## Start Material for the task

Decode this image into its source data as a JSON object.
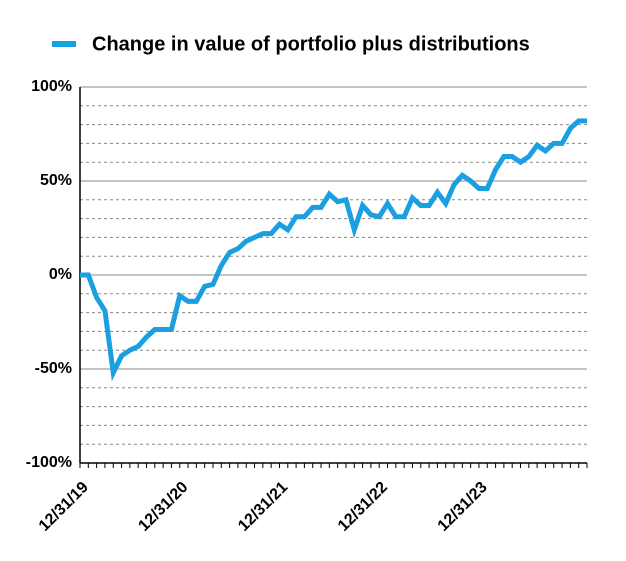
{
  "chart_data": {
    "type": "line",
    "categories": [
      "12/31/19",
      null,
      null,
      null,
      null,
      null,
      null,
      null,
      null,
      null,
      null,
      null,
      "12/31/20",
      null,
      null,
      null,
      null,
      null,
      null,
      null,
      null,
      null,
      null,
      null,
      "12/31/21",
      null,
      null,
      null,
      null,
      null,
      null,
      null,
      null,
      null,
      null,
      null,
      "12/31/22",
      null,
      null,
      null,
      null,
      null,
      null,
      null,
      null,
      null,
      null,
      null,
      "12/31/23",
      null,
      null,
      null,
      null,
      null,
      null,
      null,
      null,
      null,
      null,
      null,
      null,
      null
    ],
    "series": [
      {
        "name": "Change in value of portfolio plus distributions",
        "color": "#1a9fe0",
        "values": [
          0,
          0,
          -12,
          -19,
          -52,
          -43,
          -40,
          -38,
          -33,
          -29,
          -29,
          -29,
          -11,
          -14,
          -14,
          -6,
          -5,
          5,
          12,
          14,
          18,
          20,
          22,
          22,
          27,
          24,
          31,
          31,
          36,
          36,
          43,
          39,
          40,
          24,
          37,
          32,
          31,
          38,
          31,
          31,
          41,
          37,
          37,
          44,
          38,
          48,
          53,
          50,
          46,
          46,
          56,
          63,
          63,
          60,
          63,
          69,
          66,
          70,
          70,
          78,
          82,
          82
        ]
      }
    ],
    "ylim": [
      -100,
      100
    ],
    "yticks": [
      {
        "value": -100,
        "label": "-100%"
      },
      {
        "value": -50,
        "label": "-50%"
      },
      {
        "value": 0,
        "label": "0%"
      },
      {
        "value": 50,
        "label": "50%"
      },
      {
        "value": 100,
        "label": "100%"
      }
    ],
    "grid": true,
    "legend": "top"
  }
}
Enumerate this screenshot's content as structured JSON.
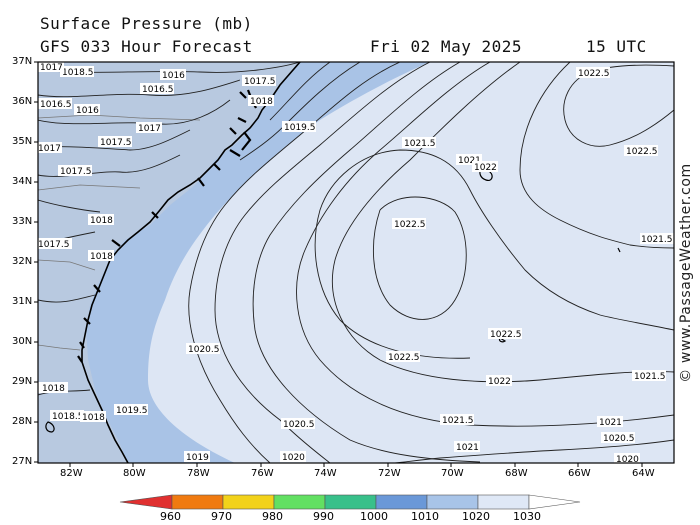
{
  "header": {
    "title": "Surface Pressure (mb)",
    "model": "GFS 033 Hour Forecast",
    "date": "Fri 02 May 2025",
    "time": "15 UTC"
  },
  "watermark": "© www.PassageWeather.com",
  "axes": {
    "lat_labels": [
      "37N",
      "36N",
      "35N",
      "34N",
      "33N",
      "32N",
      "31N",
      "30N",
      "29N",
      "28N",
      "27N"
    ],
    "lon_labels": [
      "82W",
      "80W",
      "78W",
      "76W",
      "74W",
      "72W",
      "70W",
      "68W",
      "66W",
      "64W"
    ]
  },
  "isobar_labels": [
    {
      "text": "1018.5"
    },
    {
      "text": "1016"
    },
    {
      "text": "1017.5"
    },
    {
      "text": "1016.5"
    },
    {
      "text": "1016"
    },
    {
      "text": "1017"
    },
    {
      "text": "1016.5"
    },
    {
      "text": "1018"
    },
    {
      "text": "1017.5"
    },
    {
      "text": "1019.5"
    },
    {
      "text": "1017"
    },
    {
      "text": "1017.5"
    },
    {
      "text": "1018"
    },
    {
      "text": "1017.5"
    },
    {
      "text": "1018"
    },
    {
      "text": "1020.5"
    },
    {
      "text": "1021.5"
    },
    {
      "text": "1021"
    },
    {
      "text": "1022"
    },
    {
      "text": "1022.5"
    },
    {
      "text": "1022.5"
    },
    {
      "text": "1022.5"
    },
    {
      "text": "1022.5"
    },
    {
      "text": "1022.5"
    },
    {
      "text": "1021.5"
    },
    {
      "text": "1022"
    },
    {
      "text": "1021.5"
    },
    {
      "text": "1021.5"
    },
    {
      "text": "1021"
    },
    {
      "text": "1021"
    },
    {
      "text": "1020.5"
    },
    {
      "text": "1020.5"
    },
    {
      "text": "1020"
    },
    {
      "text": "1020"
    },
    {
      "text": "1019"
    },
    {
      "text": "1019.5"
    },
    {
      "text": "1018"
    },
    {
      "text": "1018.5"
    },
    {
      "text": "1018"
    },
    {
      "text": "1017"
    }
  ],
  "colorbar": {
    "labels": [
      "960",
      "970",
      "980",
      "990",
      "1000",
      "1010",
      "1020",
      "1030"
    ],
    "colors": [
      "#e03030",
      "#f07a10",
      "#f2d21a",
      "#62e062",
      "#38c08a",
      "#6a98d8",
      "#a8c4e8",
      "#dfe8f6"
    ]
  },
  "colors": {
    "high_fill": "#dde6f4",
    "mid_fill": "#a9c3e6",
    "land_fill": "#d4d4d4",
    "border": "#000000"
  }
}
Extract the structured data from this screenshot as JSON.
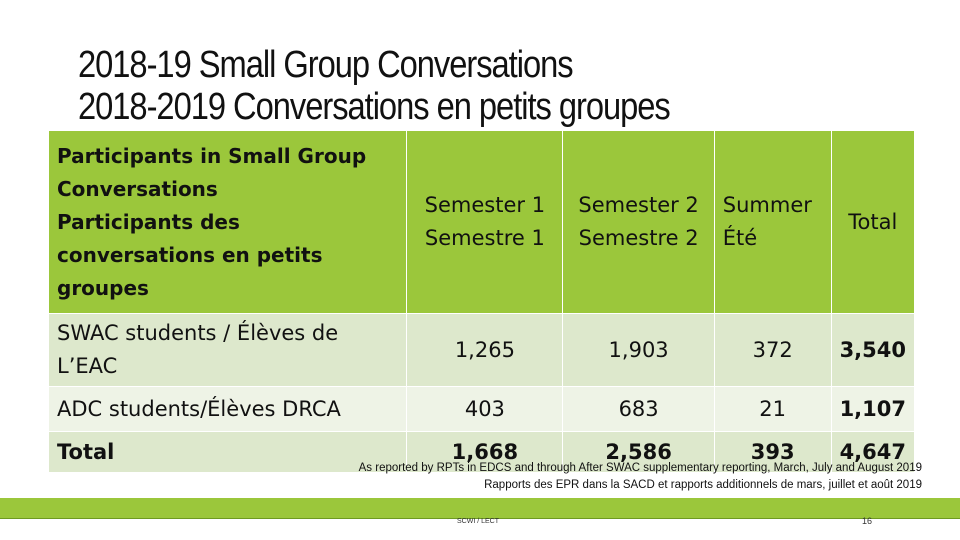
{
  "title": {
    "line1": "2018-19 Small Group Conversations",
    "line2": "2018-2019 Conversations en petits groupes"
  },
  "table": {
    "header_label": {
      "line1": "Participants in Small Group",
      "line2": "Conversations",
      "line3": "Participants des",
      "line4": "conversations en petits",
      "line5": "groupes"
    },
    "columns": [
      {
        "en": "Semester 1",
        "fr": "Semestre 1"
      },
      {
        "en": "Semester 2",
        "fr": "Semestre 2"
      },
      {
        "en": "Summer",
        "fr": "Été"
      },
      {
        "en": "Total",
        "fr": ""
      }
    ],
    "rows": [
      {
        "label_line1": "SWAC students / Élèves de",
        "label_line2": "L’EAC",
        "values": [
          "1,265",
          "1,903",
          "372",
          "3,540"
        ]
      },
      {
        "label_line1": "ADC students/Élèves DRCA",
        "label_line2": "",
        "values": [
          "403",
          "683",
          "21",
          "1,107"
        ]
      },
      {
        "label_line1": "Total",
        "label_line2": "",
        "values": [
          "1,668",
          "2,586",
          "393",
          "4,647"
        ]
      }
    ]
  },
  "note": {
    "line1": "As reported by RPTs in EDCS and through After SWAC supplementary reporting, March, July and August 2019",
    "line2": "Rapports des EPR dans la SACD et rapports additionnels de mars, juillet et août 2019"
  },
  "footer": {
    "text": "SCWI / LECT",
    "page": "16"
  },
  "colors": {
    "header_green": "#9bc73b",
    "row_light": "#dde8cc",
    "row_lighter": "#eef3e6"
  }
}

## End Material for the task

Problem details -> Using the data above, copy each line that contains "JSON".

Written solution ->
Decode this image into its source data as a JSON object.
Enumerate this screenshot's content as structured JSON.
Extract the structured data from this screenshot as JSON.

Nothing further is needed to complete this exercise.